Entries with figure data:
'''

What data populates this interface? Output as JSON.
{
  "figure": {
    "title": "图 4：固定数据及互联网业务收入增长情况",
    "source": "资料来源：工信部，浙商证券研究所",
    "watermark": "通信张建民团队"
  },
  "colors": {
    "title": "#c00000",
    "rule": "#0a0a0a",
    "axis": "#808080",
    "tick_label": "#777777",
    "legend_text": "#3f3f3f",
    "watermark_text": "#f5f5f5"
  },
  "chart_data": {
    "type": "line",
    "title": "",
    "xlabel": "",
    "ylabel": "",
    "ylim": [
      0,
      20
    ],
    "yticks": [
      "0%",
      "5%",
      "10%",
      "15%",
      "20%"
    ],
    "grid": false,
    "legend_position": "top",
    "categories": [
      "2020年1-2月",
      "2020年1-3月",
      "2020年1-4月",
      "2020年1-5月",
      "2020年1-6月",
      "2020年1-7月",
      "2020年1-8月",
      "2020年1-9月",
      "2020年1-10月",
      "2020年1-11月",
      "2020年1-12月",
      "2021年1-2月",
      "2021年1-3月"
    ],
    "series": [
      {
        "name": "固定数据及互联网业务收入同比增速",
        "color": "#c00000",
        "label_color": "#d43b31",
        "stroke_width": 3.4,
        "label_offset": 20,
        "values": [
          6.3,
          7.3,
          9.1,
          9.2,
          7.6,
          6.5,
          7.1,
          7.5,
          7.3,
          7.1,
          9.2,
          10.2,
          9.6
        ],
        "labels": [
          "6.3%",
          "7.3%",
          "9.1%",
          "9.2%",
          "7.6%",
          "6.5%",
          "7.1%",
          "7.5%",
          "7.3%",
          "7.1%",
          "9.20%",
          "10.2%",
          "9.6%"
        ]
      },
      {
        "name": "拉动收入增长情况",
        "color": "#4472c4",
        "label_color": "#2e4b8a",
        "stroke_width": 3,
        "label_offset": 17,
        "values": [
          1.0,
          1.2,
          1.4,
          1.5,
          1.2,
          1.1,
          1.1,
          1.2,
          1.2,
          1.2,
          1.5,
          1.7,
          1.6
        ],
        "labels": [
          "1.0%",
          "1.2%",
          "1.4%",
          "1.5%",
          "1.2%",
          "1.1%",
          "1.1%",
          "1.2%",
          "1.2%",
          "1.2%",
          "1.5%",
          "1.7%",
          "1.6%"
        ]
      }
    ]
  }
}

'''

Directions for this task -> All the data must be duplicated exactly, with nothing added or removed.

Answer to this exercise ->
What data populates this interface? Output as JSON.
{
  "figure": {
    "title": "图 4：固定数据及互联网业务收入增长情况",
    "source": "资料来源：工信部，浙商证券研究所",
    "watermark": "通信张建民团队"
  },
  "colors": {
    "title": "#c00000",
    "rule": "#0a0a0a",
    "axis": "#808080",
    "tick_label": "#777777",
    "legend_text": "#3f3f3f",
    "watermark_text": "#f5f5f5"
  },
  "chart_data": {
    "type": "line",
    "title": "",
    "xlabel": "",
    "ylabel": "",
    "ylim": [
      0,
      20
    ],
    "yticks": [
      "0%",
      "5%",
      "10%",
      "15%",
      "20%"
    ],
    "grid": false,
    "legend_position": "top",
    "categories": [
      "2020年1-2月",
      "2020年1-3月",
      "2020年1-4月",
      "2020年1-5月",
      "2020年1-6月",
      "2020年1-7月",
      "2020年1-8月",
      "2020年1-9月",
      "2020年1-10月",
      "2020年1-11月",
      "2020年1-12月",
      "2021年1-2月",
      "2021年1-3月"
    ],
    "series": [
      {
        "name": "固定数据及互联网业务收入同比增速",
        "color": "#c00000",
        "label_color": "#d43b31",
        "stroke_width": 3.4,
        "label_offset": 20,
        "values": [
          6.3,
          7.3,
          9.1,
          9.2,
          7.6,
          6.5,
          7.1,
          7.5,
          7.3,
          7.1,
          9.2,
          10.2,
          9.6
        ],
        "labels": [
          "6.3%",
          "7.3%",
          "9.1%",
          "9.2%",
          "7.6%",
          "6.5%",
          "7.1%",
          "7.5%",
          "7.3%",
          "7.1%",
          "9.20%",
          "10.2%",
          "9.6%"
        ]
      },
      {
        "name": "拉动收入增长情况",
        "color": "#4472c4",
        "label_color": "#2e4b8a",
        "stroke_width": 3,
        "label_offset": 17,
        "values": [
          1.0,
          1.2,
          1.4,
          1.5,
          1.2,
          1.1,
          1.1,
          1.2,
          1.2,
          1.2,
          1.5,
          1.7,
          1.6
        ],
        "labels": [
          "1.0%",
          "1.2%",
          "1.4%",
          "1.5%",
          "1.2%",
          "1.1%",
          "1.1%",
          "1.2%",
          "1.2%",
          "1.2%",
          "1.5%",
          "1.7%",
          "1.6%"
        ]
      }
    ]
  }
}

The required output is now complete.